» What to work on: Repeat each entry exactly and drop the pictures.

++++ Material ++++

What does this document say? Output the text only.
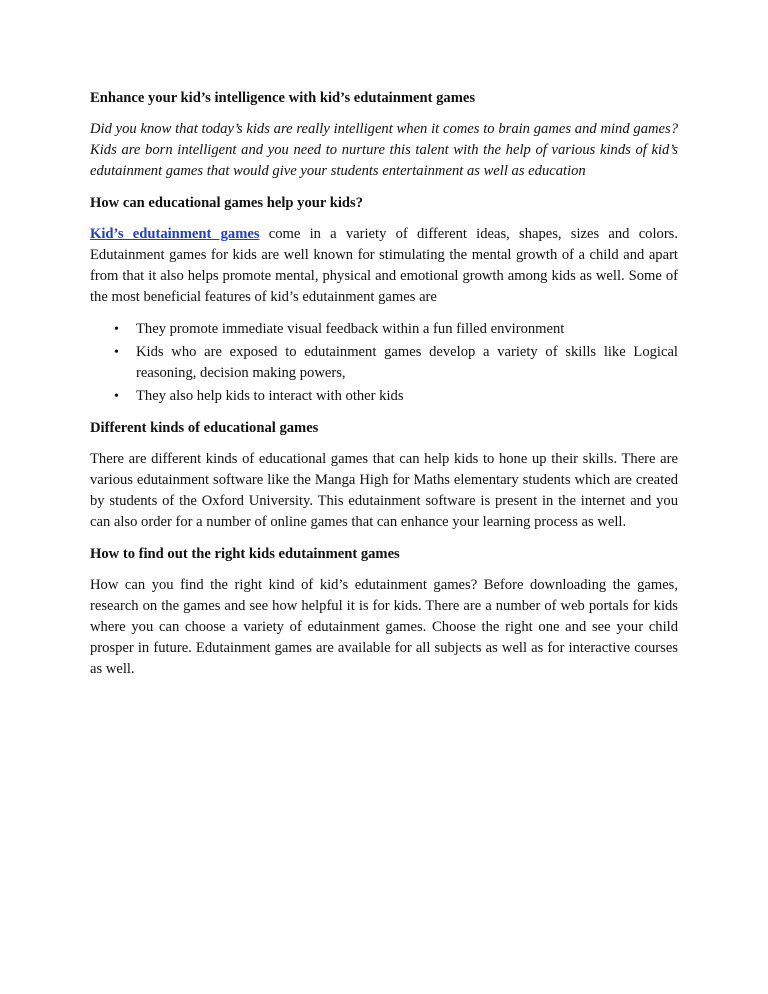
Enhance your kid’s intelligence with kid’s edutainment games

Did you know that today’s kids are really intelligent when it comes to brain games and mind games? Kids are born intelligent and you need to nurture this talent with the help of various kinds of kid’s edutainment games that would give your students entertainment as well as education

How can educational games help your kids?

Kid’s edutainment games come in a variety of different ideas, shapes, sizes and colors. Edutainment games for kids are well known for stimulating the mental growth of a child and apart from that it also helps promote mental, physical and emotional growth among kids as well. Some of the most beneficial features of kid’s edutainment games are

• They promote immediate visual feedback within a fun filled environment
• Kids who are exposed to edutainment games develop a variety of skills like Logical reasoning, decision making powers,
• They also help kids to interact with other kids

Different kinds of educational games

There are different kinds of educational games that can help kids to hone up their skills. There are various edutainment software like the Manga High for Maths elementary students which are created by students of the Oxford University. This edutainment software is present in the internet and you can also order for a number of online games that can enhance your learning process as well.

How to find out the right kids edutainment games

How can you find the right kind of kid’s edutainment games? Before downloading the games, research on the games and see how helpful it is for kids. There are a number of web portals for kids where you can choose a variety of edutainment games. Choose the right one and see your child prosper in future. Edutainment games are available for all subjects as well as for interactive courses as well.
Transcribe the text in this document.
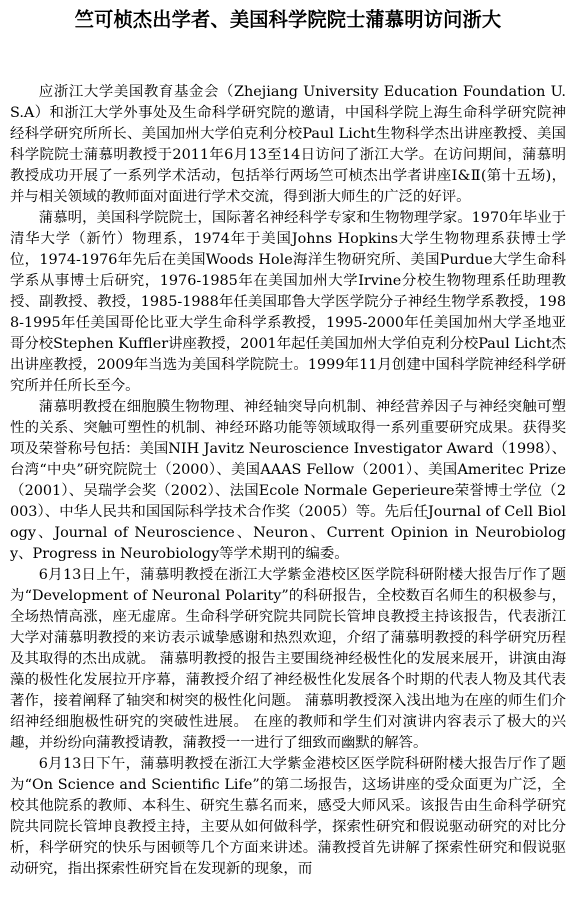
竺可桢杰出学者、美国科学院院士蒲慕明访问浙大

应浙江大学美国教育基金会（Zhejiang University Education Foundation U.S.A）和浙江大学外事处及生命科学研究院的邀请，中国科学院上海生命科学研究院神经科学研究所所长、美国加州大学伯克利分校Paul Licht生物科学杰出讲座教授、美国科学院院士蒲慕明教授于2011年6月13至14日访问了浙江大学。在访问期间，蒲慕明教授成功开展了一系列学术活动，包括举行两场竺可桢杰出学者讲座Ⅰ&Ⅱ(第十五场)，并与相关领域的教师面对面进行学术交流，得到浙大师生的广泛的好评。

蒲慕明，美国科学院院士，国际著名神经科学专家和生物物理学家。1970年毕业于清华大学（新竹）物理系，1974年于美国Johns Hopkins大学生物物理系获博士学位，1974-1976年先后在美国Woods Hole海洋生物研究所、美国Purdue大学生命科学系从事博士后研究，1976-1985年在美国加州大学Irvine分校生物物理系任助理教授、副教授、教授，1985-1988年任美国耶鲁大学医学院分子神经生物学系教授，1988-1995年任美国哥伦比亚大学生命科学系教授，1995-2000年任美国加州大学圣地亚哥分校Stephen Kuffler讲座教授，2001年起任美国加州大学伯克利分校Paul Licht杰出讲座教授，2009年当选为美国科学院院士。1999年11月创建中国科学院神经科学研究所并任所长至今。

蒲慕明教授在细胞膜生物物理、神经轴突导向机制、神经营养因子与神经突触可塑性的关系、突触可塑性的机制、神经环路功能等领域取得一系列重要研究成果。获得奖项及荣誉称号包括：美国NIH Javitz Neuroscience Investigator Award（1998）、台湾“中央”研究院院士（2000）、美国AAAS Fellow（2001）、美国Ameritec Prize（2001）、吴瑞学会奖（2002）、法国Ecole Normale Geperieure荣誉博士学位（2003）、中华人民共和国国际科学技术合作奖（2005）等。先后任Journal of Cell Biology、Journal of Neuroscience、Neuron、Current Opinion in Neurobiology、Progress in Neurobiology等学术期刊的编委。

6月13日上午，蒲慕明教授在浙江大学紫金港校区医学院科研附楼大报告厅作了题为“Development of Neuronal Polarity”的科研报告，全校数百名师生的积极参与，全场热情高涨，座无虚席。生命科学研究院共同院长管坤良教授主持该报告，代表浙江大学对蒲慕明教授的来访表示诚挚感谢和热烈欢迎，介绍了蒲慕明教授的科学研究历程及其取得的杰出成就。 蒲慕明教授的报告主要围绕神经极性化的发展来展开，讲演由海藻的极性化发展拉开序幕，蒲教授介绍了神经极性化发展各个时期的代表人物及其代表著作，接着阐释了轴突和树突的极性化问题。 蒲慕明教授深入浅出地为在座的师生们介绍神经细胞极性研究的突破性进展。 在座的教师和学生们对演讲内容表示了极大的兴趣，并纷纷向蒲教授请教，蒲教授一一进行了细致而幽默的解答。

6月13日下午，蒲慕明教授在浙江大学紫金港校区医学院科研附楼大报告厅作了题为“On Science and Scientific Life”的第二场报告，这场讲座的受众面更为广泛，全校其他院系的教师、本科生、研究生慕名而来，感受大师风采。该报告由生命科学研究院共同院长管坤良教授主持，主要从如何做科学，探索性研究和假说驱动研究的对比分析，科学研究的快乐与困顿等几个方面来讲述。蒲教授首先讲解了探索性研究和假说驱动研究，指出探索性研究旨在发现新的现象，而
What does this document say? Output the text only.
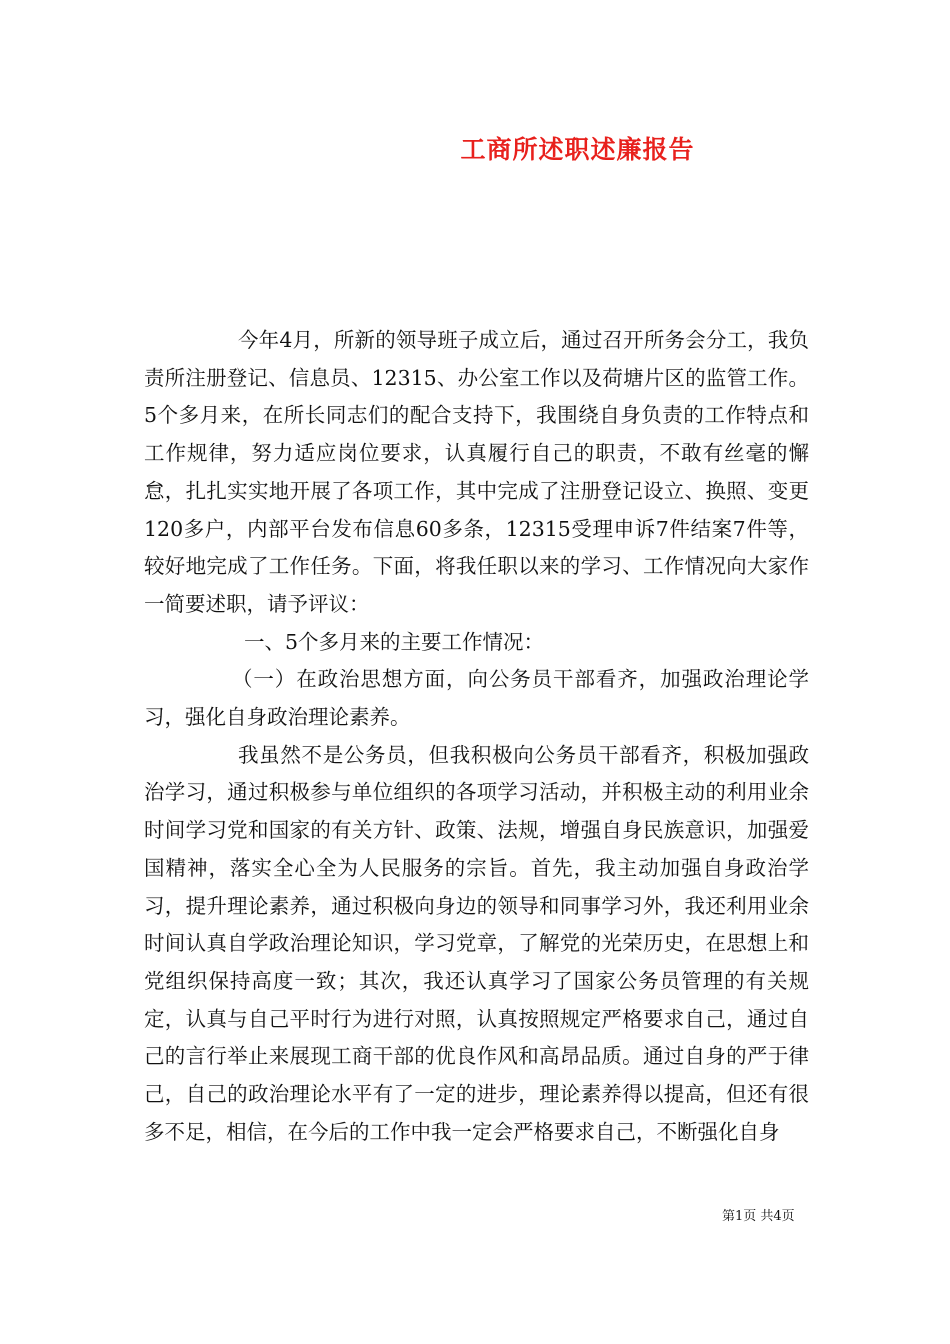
工商所述职述廉报告

今年4月，所新的领导班子成立后，通过召开所务会分工，我负责所注册登记、信息员、12315、办公室工作以及荷塘片区的监管工作。5个多月来，在所长同志们的配合支持下，我围绕自身负责的工作特点和工作规律，努力适应岗位要求，认真履行自己的职责，不敢有丝毫的懈怠，扎扎实实地开展了各项工作，其中完成了注册登记设立、换照、变更120多户，内部平台发布信息60多条，12315受理申诉7件结案7件等，较好地完成了工作任务。下面，将我任职以来的学习、工作情况向大家作一简要述职，请予评议：

一、5个多月来的主要工作情况：

（一）在政治思想方面，向公务员干部看齐，加强政治理论学习，强化自身政治理论素养。

我虽然不是公务员，但我积极向公务员干部看齐，积极加强政治学习，通过积极参与单位组织的各项学习活动，并积极主动的利用业余时间学习党和国家的有关方针、政策、法规，增强自身民族意识，加强爱国精神，落实全心全为人民服务的宗旨。首先，我主动加强自身政治学习，提升理论素养，通过积极向身边的领导和同事学习外，我还利用业余时间认真自学政治理论知识，学习党章，了解党的光荣历史，在思想上和党组织保持高度一致；其次，我还认真学习了国家公务员管理的有关规定，认真与自己平时行为进行对照，认真按照规定严格要求自己，通过自己的言行举止来展现工商干部的优良作风和高昂品质。通过自身的严于律己，自己的政治理论水平有了一定的进步，理论素养得以提高，但还有很多不足，相信，在今后的工作中我一定会严格要求自己，不断强化自身

第1页 共4页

++++

» Exercise answer:
What does this document say? Output the text only.
Enhance your kid’s intelligence with kid’s edutainment games

Did you know that today’s kids are really intelligent when it comes to brain games and mind games? Kids are born intelligent and you need to nurture this talent with the help of various kinds of kid’s edutainment games that would give your students entertainment as well as education

How can educational games help your kids?

Kid’s edutainment games come in a variety of different ideas, shapes, sizes and colors. Edutainment games for kids are well known for stimulating the mental growth of a child and apart from that it also helps promote mental, physical and emotional growth among kids as well. Some of the most beneficial features of kid’s edutainment games are

• They promote immediate visual feedback within a fun filled environment
• Kids who are exposed to edutainment games develop a variety of skills like Logical reasoning, decision making powers,
• They also help kids to interact with other kids

Different kinds of educational games

There are different kinds of educational games that can help kids to hone up their skills. There are various edutainment software like the Manga High for Maths elementary students which are created by students of the Oxford University. This edutainment software is present in the internet and you can also order for a number of online games that can enhance your learning process as well.

How to find out the right kids edutainment games

How can you find the right kind of kid’s edutainment games? Before downloading the games, research on the games and see how helpful it is for kids. There are a number of web portals for kids where you can choose a variety of edutainment games. Choose the right one and see your child prosper in future. Edutainment games are available for all subjects as well as for interactive courses as well.
Transcribe the text in this document.
竺可桢杰出学者、美国科学院院士蒲慕明访问浙大

应浙江大学美国教育基金会（Zhejiang University Education Foundation U.S.A）和浙江大学外事处及生命科学研究院的邀请，中国科学院上海生命科学研究院神经科学研究所所长、美国加州大学伯克利分校Paul Licht生物科学杰出讲座教授、美国科学院院士蒲慕明教授于2011年6月13至14日访问了浙江大学。在访问期间，蒲慕明教授成功开展了一系列学术活动，包括举行两场竺可桢杰出学者讲座Ⅰ&Ⅱ(第十五场)，并与相关领域的教师面对面进行学术交流，得到浙大师生的广泛的好评。

蒲慕明，美国科学院院士，国际著名神经科学专家和生物物理学家。1970年毕业于清华大学（新竹）物理系，1974年于美国Johns Hopkins大学生物物理系获博士学位，1974-1976年先后在美国Woods Hole海洋生物研究所、美国Purdue大学生命科学系从事博士后研究，1976-1985年在美国加州大学Irvine分校生物物理系任助理教授、副教授、教授，1985-1988年任美国耶鲁大学医学院分子神经生物学系教授，1988-1995年任美国哥伦比亚大学生命科学系教授，1995-2000年任美国加州大学圣地亚哥分校Stephen Kuffler讲座教授，2001年起任美国加州大学伯克利分校Paul Licht杰出讲座教授，2009年当选为美国科学院院士。1999年11月创建中国科学院神经科学研究所并任所长至今。

蒲慕明教授在细胞膜生物物理、神经轴突导向机制、神经营养因子与神经突触可塑性的关系、突触可塑性的机制、神经环路功能等领域取得一系列重要研究成果。获得奖项及荣誉称号包括：美国NIH Javitz Neuroscience Investigator Award（1998）、台湾“中央”研究院院士（2000）、美国AAAS Fellow（2001）、美国Ameritec Prize（2001）、吴瑞学会奖（2002）、法国Ecole Normale Geperieure荣誉博士学位（2003）、中华人民共和国国际科学技术合作奖（2005）等。先后任Journal of Cell Biology、Journal of Neuroscience、Neuron、Current Opinion in Neurobiology、Progress in Neurobiology等学术期刊的编委。

6月13日上午，蒲慕明教授在浙江大学紫金港校区医学院科研附楼大报告厅作了题为“Development of Neuronal Polarity”的科研报告，全校数百名师生的积极参与，全场热情高涨，座无虚席。生命科学研究院共同院长管坤良教授主持该报告，代表浙江大学对蒲慕明教授的来访表示诚挚感谢和热烈欢迎，介绍了蒲慕明教授的科学研究历程及其取得的杰出成就。 蒲慕明教授的报告主要围绕神经极性化的发展来展开，讲演由海藻的极性化发展拉开序幕，蒲教授介绍了神经极性化发展各个时期的代表人物及其代表著作，接着阐释了轴突和树突的极性化问题。 蒲慕明教授深入浅出地为在座的师生们介绍神经细胞极性研究的突破性进展。 在座的教师和学生们对演讲内容表示了极大的兴趣，并纷纷向蒲教授请教，蒲教授一一进行了细致而幽默的解答。

6月13日下午，蒲慕明教授在浙江大学紫金港校区医学院科研附楼大报告厅作了题为“On Science and Scientific Life”的第二场报告，这场讲座的受众面更为广泛，全校其他院系的教师、本科生、研究生慕名而来，感受大师风采。该报告由生命科学研究院共同院长管坤良教授主持，主要从如何做科学，探索性研究和假说驱动研究的对比分析，科学研究的快乐与困顿等几个方面来讲述。蒲教授首先讲解了探索性研究和假说驱动研究，指出探索性研究旨在发现新的现象，而
What does this document say? Output the text only.
工商所述职述廉报告

今年4月，所新的领导班子成立后，通过召开所务会分工，我负责所注册登记、信息员、12315、办公室工作以及荷塘片区的监管工作。5个多月来，在所长同志们的配合支持下，我围绕自身负责的工作特点和工作规律，努力适应岗位要求，认真履行自己的职责，不敢有丝毫的懈怠，扎扎实实地开展了各项工作，其中完成了注册登记设立、换照、变更120多户，内部平台发布信息60多条，12315受理申诉7件结案7件等，较好地完成了工作任务。下面，将我任职以来的学习、工作情况向大家作一简要述职，请予评议：

一、5个多月来的主要工作情况：

（一）在政治思想方面，向公务员干部看齐，加强政治理论学习，强化自身政治理论素养。

我虽然不是公务员，但我积极向公务员干部看齐，积极加强政治学习，通过积极参与单位组织的各项学习活动，并积极主动的利用业余时间学习党和国家的有关方针、政策、法规，增强自身民族意识，加强爱国精神，落实全心全为人民服务的宗旨。首先，我主动加强自身政治学习，提升理论素养，通过积极向身边的领导和同事学习外，我还利用业余时间认真自学政治理论知识，学习党章，了解党的光荣历史，在思想上和党组织保持高度一致；其次，我还认真学习了国家公务员管理的有关规定，认真与自己平时行为进行对照，认真按照规定严格要求自己，通过自己的言行举止来展现工商干部的优良作风和高昂品质。通过自身的严于律己，自己的政治理论水平有了一定的进步，理论素养得以提高，但还有很多不足，相信，在今后的工作中我一定会严格要求自己，不断强化自身

第1页 共4页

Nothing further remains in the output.